Instruction: Go through the records below line by line, counting those that contain the word "Person"; answer with the count only.

Data tied to figure images
_ _ _ _
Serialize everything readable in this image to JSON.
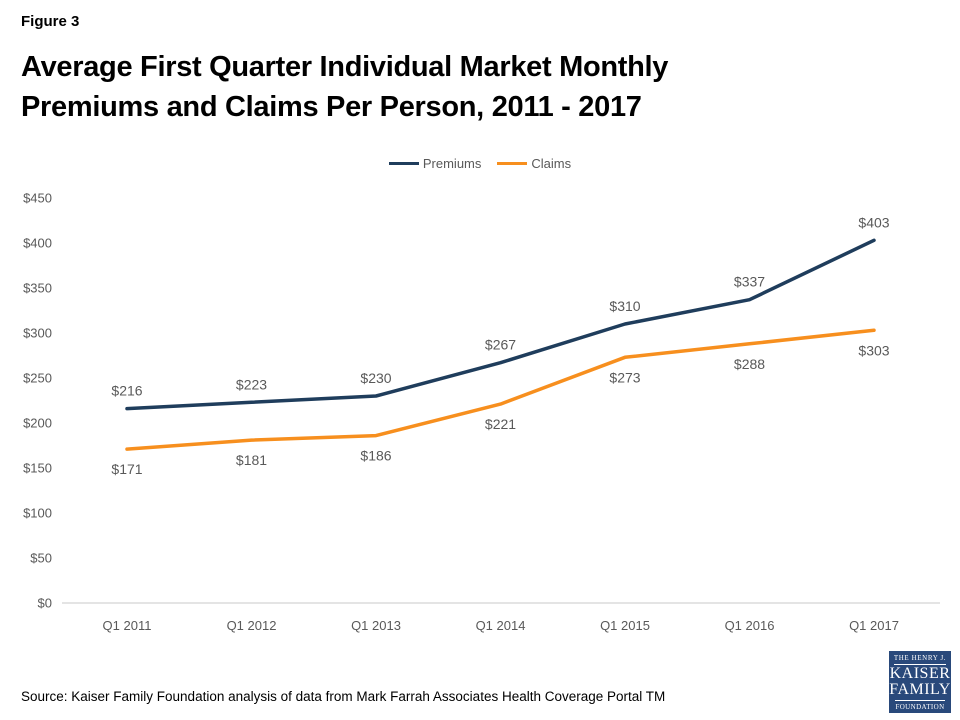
{
  "header": {
    "figure_label": "Figure 3",
    "title_line1": "Average First Quarter Individual Market Monthly",
    "title_line2": "Premiums and Claims Per Person, 2011 - 2017"
  },
  "chart_data": {
    "type": "line",
    "title": "Average First Quarter Individual Market Monthly Premiums and Claims Per Person, 2011 - 2017",
    "categories": [
      "Q1 2011",
      "Q1 2012",
      "Q1 2013",
      "Q1 2014",
      "Q1 2015",
      "Q1 2016",
      "Q1 2017"
    ],
    "series": [
      {
        "name": "Premiums",
        "color": "#1F3D5C",
        "values": [
          216,
          223,
          230,
          267,
          310,
          337,
          403
        ]
      },
      {
        "name": "Claims",
        "color": "#F78F1E",
        "values": [
          171,
          181,
          186,
          221,
          273,
          288,
          303
        ]
      }
    ],
    "y_ticks": [
      0,
      50,
      100,
      150,
      200,
      250,
      300,
      350,
      400,
      450
    ],
    "y_tick_prefix": "$",
    "data_label_prefix": "$",
    "ylim": [
      0,
      450
    ],
    "grid": false,
    "legend_position": "top-center",
    "data_labels": true,
    "axis_line_color": "#C9C9C9",
    "tick_text_color": "#595959",
    "data_label_color": "#595959"
  },
  "footer": {
    "source": "Source: Kaiser Family Foundation analysis of data from Mark Farrah Associates Health Coverage Portal TM",
    "logo": {
      "line1": "THE HENRY J.",
      "line2": "KAISER",
      "line3": "FAMILY",
      "line4": "FOUNDATION",
      "bg_color": "#29497B"
    }
  }
}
_ _ _ _
Task result: 2